__What needs to be done__. Word for word, give the material below again, minus any images.
#####
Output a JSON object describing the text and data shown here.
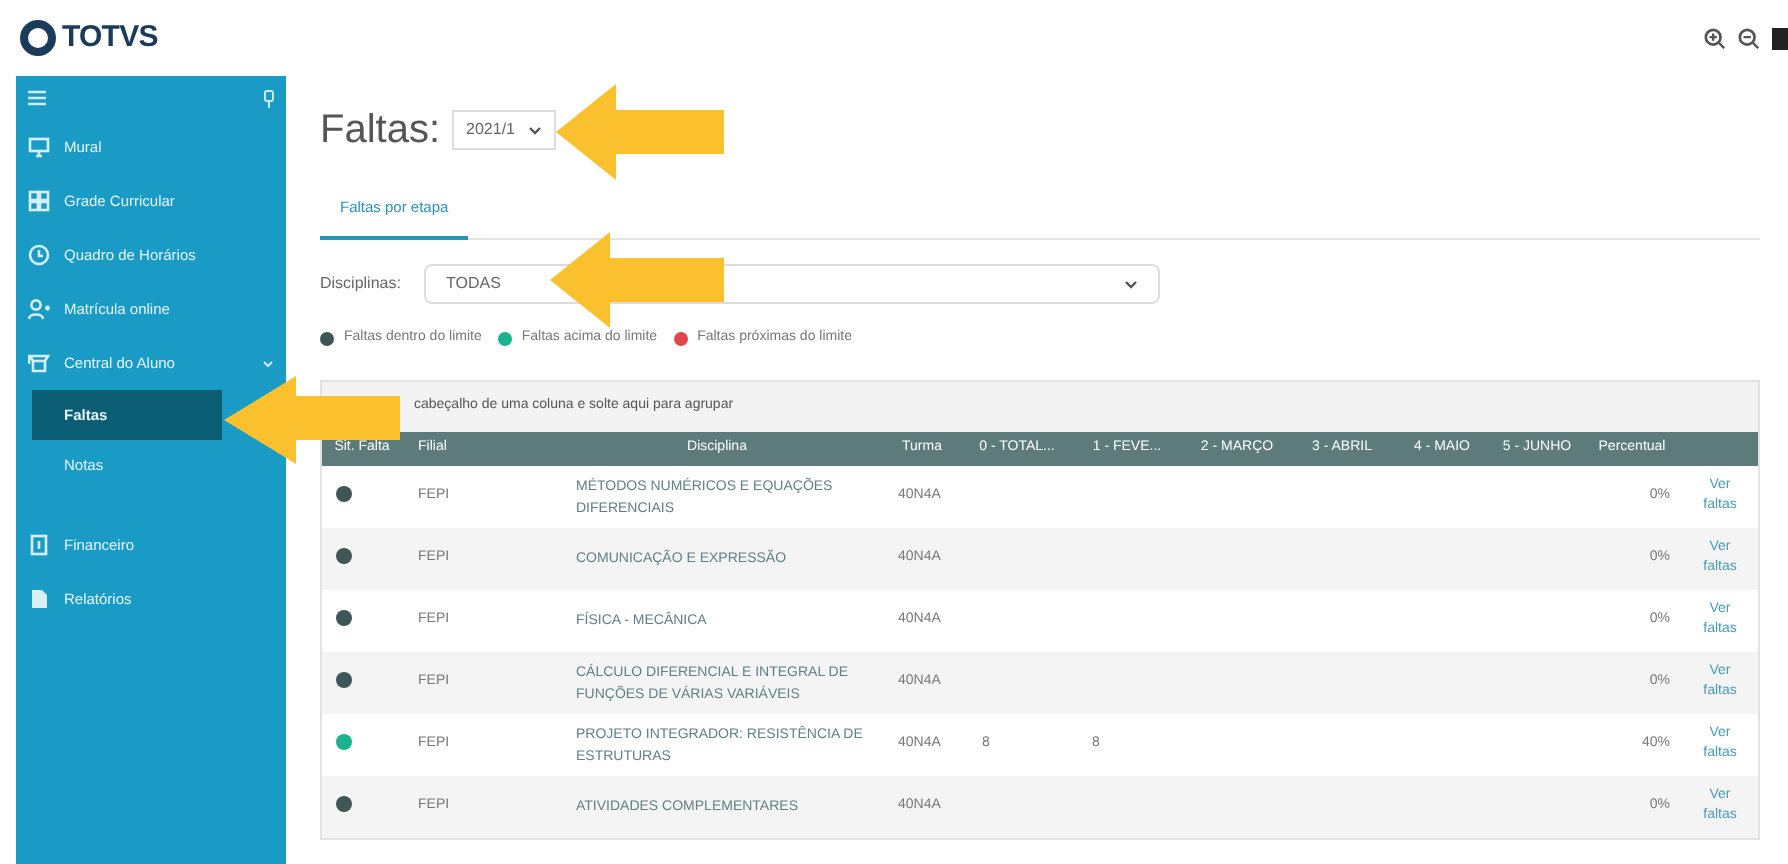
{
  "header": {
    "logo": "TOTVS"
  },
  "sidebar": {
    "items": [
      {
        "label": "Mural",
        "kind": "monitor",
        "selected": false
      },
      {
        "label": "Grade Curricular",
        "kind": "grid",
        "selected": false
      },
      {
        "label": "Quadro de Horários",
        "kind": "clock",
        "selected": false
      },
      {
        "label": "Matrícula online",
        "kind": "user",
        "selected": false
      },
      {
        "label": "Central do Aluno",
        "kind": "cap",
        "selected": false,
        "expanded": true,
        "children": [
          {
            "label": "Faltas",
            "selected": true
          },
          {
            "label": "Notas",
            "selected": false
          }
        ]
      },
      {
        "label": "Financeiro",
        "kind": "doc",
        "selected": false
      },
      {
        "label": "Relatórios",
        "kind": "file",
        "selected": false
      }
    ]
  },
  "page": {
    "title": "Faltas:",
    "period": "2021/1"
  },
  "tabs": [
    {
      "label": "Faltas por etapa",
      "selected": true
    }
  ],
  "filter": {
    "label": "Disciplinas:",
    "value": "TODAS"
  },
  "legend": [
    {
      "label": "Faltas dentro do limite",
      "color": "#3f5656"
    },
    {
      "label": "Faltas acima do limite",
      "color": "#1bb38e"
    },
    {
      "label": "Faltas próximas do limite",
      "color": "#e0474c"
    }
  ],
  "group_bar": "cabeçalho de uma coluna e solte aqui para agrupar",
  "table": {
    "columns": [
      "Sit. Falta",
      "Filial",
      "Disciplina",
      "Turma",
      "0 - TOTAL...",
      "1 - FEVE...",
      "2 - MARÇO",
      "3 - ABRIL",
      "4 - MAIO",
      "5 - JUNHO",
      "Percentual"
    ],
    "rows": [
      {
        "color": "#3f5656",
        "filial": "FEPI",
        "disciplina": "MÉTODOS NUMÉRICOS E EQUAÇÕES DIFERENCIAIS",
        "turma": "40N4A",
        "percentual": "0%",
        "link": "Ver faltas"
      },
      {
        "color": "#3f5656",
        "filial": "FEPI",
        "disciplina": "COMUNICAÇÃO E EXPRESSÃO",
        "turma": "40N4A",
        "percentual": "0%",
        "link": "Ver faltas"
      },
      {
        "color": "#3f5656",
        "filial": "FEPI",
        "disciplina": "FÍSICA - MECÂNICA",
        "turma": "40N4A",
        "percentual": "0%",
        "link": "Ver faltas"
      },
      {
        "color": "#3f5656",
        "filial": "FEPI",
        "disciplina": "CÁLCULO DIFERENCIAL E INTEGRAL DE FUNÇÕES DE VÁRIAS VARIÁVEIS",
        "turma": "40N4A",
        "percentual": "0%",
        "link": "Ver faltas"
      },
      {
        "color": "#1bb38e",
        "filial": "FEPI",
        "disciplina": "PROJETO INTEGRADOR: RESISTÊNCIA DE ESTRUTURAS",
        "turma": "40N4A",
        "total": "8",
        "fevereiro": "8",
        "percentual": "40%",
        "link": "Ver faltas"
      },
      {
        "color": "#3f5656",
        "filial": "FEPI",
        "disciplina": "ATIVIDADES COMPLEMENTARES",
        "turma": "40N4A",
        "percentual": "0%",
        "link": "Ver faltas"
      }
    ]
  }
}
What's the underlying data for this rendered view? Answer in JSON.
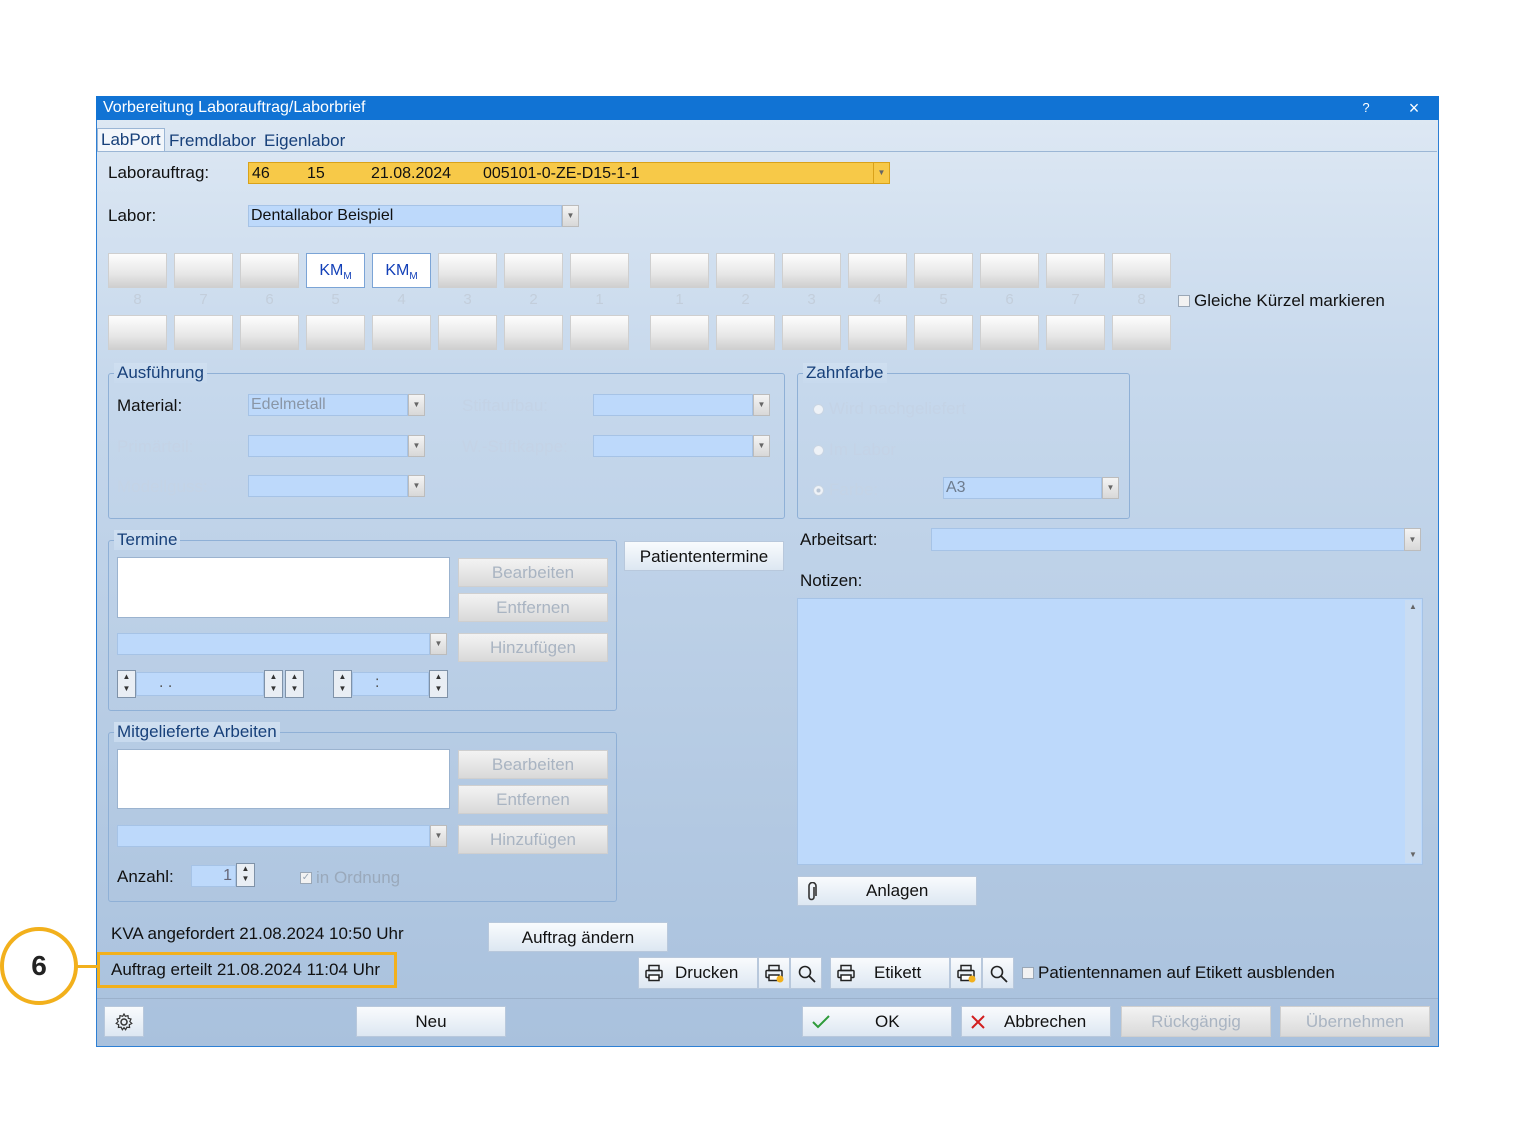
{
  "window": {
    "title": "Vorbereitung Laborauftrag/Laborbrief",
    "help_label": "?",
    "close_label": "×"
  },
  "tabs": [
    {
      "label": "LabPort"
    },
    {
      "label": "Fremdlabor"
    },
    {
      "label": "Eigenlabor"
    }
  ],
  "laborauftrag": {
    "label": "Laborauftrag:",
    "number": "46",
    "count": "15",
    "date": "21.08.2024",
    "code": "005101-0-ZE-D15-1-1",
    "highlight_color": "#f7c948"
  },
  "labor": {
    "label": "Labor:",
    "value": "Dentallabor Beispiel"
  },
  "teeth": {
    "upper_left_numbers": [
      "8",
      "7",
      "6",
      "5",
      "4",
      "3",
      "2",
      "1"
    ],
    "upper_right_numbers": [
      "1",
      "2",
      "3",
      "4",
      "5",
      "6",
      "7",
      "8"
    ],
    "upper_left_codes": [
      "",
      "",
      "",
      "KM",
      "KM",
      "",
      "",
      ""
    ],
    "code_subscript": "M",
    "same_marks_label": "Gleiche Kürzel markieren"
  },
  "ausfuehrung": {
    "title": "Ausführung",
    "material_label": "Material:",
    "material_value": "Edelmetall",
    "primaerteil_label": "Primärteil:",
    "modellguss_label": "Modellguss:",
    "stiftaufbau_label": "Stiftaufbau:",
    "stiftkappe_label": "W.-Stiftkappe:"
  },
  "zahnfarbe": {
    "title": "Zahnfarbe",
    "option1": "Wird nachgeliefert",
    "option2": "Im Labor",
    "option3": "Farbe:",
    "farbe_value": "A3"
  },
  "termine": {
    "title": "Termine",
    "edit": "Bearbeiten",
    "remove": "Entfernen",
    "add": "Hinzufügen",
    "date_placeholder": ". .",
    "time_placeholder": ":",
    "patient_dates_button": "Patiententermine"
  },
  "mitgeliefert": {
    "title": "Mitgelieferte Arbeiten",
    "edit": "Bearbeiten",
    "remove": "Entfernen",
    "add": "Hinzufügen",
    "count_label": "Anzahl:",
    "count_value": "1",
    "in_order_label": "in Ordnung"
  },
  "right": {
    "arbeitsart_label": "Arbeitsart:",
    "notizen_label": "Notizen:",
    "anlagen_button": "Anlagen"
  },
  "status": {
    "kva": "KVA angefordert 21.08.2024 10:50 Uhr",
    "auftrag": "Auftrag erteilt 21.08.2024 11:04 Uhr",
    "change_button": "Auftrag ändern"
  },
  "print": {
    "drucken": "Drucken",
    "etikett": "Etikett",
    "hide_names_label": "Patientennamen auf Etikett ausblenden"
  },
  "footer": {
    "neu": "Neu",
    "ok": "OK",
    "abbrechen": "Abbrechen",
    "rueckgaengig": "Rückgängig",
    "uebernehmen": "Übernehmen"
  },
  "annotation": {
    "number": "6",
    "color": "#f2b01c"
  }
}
#####
__Result of the task__.
Output a JSON object describing the text and data shown here.
{
  "header": {
    "logo": "TOTVS"
  },
  "sidebar": {
    "items": [
      {
        "label": "Mural",
        "kind": "monitor",
        "selected": false
      },
      {
        "label": "Grade Curricular",
        "kind": "grid",
        "selected": false
      },
      {
        "label": "Quadro de Horários",
        "kind": "clock",
        "selected": false
      },
      {
        "label": "Matrícula online",
        "kind": "user",
        "selected": false
      },
      {
        "label": "Central do Aluno",
        "kind": "cap",
        "selected": false,
        "expanded": true,
        "children": [
          {
            "label": "Faltas",
            "selected": true
          },
          {
            "label": "Notas",
            "selected": false
          }
        ]
      },
      {
        "label": "Financeiro",
        "kind": "doc",
        "selected": false
      },
      {
        "label": "Relatórios",
        "kind": "file",
        "selected": false
      }
    ]
  },
  "page": {
    "title": "Faltas:",
    "period": "2021/1"
  },
  "tabs": [
    {
      "label": "Faltas por etapa",
      "selected": true
    }
  ],
  "filter": {
    "label": "Disciplinas:",
    "value": "TODAS"
  },
  "legend": [
    {
      "label": "Faltas dentro do limite",
      "color": "#3f5656"
    },
    {
      "label": "Faltas acima do limite",
      "color": "#1bb38e"
    },
    {
      "label": "Faltas próximas do limite",
      "color": "#e0474c"
    }
  ],
  "group_bar": "cabeçalho de uma coluna e solte aqui para agrupar",
  "table": {
    "columns": [
      "Sit. Falta",
      "Filial",
      "Disciplina",
      "Turma",
      "0 - TOTAL...",
      "1 - FEVE...",
      "2 - MARÇO",
      "3 - ABRIL",
      "4 - MAIO",
      "5 - JUNHO",
      "Percentual"
    ],
    "rows": [
      {
        "color": "#3f5656",
        "filial": "FEPI",
        "disciplina": "MÉTODOS NUMÉRICOS E EQUAÇÕES DIFERENCIAIS",
        "turma": "40N4A",
        "percentual": "0%",
        "link": "Ver faltas"
      },
      {
        "color": "#3f5656",
        "filial": "FEPI",
        "disciplina": "COMUNICAÇÃO E EXPRESSÃO",
        "turma": "40N4A",
        "percentual": "0%",
        "link": "Ver faltas"
      },
      {
        "color": "#3f5656",
        "filial": "FEPI",
        "disciplina": "FÍSICA - MECÂNICA",
        "turma": "40N4A",
        "percentual": "0%",
        "link": "Ver faltas"
      },
      {
        "color": "#3f5656",
        "filial": "FEPI",
        "disciplina": "CÁLCULO DIFERENCIAL E INTEGRAL DE FUNÇÕES DE VÁRIAS VARIÁVEIS",
        "turma": "40N4A",
        "percentual": "0%",
        "link": "Ver faltas"
      },
      {
        "color": "#1bb38e",
        "filial": "FEPI",
        "disciplina": "PROJETO INTEGRADOR: RESISTÊNCIA DE ESTRUTURAS",
        "turma": "40N4A",
        "total": "8",
        "fevereiro": "8",
        "percentual": "40%",
        "link": "Ver faltas"
      },
      {
        "color": "#3f5656",
        "filial": "FEPI",
        "disciplina": "ATIVIDADES COMPLEMENTARES",
        "turma": "40N4A",
        "percentual": "0%",
        "link": "Ver faltas"
      }
    ]
  }
}
What's the underlying data for this rendered view? Answer in JSON.
{
  "window": {
    "title": "Vorbereitung Laborauftrag/Laborbrief",
    "help_label": "?",
    "close_label": "×"
  },
  "tabs": [
    {
      "label": "LabPort"
    },
    {
      "label": "Fremdlabor"
    },
    {
      "label": "Eigenlabor"
    }
  ],
  "laborauftrag": {
    "label": "Laborauftrag:",
    "number": "46",
    "count": "15",
    "date": "21.08.2024",
    "code": "005101-0-ZE-D15-1-1",
    "highlight_color": "#f7c948"
  },
  "labor": {
    "label": "Labor:",
    "value": "Dentallabor Beispiel"
  },
  "teeth": {
    "upper_left_numbers": [
      "8",
      "7",
      "6",
      "5",
      "4",
      "3",
      "2",
      "1"
    ],
    "upper_right_numbers": [
      "1",
      "2",
      "3",
      "4",
      "5",
      "6",
      "7",
      "8"
    ],
    "upper_left_codes": [
      "",
      "",
      "",
      "KM",
      "KM",
      "",
      "",
      ""
    ],
    "code_subscript": "M",
    "same_marks_label": "Gleiche Kürzel markieren"
  },
  "ausfuehrung": {
    "title": "Ausführung",
    "material_label": "Material:",
    "material_value": "Edelmetall",
    "primaerteil_label": "Primärteil:",
    "modellguss_label": "Modellguss:",
    "stiftaufbau_label": "Stiftaufbau:",
    "stiftkappe_label": "W.-Stiftkappe:"
  },
  "zahnfarbe": {
    "title": "Zahnfarbe",
    "option1": "Wird nachgeliefert",
    "option2": "Im Labor",
    "option3": "Farbe:",
    "farbe_value": "A3"
  },
  "termine": {
    "title": "Termine",
    "edit": "Bearbeiten",
    "remove": "Entfernen",
    "add": "Hinzufügen",
    "date_placeholder": ". .",
    "time_placeholder": ":",
    "patient_dates_button": "Patiententermine"
  },
  "mitgeliefert": {
    "title": "Mitgelieferte Arbeiten",
    "edit": "Bearbeiten",
    "remove": "Entfernen",
    "add": "Hinzufügen",
    "count_label": "Anzahl:",
    "count_value": "1",
    "in_order_label": "in Ordnung"
  },
  "right": {
    "arbeitsart_label": "Arbeitsart:",
    "notizen_label": "Notizen:",
    "anlagen_button": "Anlagen"
  },
  "status": {
    "kva": "KVA angefordert 21.08.2024 10:50 Uhr",
    "auftrag": "Auftrag erteilt 21.08.2024 11:04 Uhr",
    "change_button": "Auftrag ändern"
  },
  "print": {
    "drucken": "Drucken",
    "etikett": "Etikett",
    "hide_names_label": "Patientennamen auf Etikett ausblenden"
  },
  "footer": {
    "neu": "Neu",
    "ok": "OK",
    "abbrechen": "Abbrechen",
    "rueckgaengig": "Rückgängig",
    "uebernehmen": "Übernehmen"
  },
  "annotation": {
    "number": "6",
    "color": "#f2b01c"
  }
}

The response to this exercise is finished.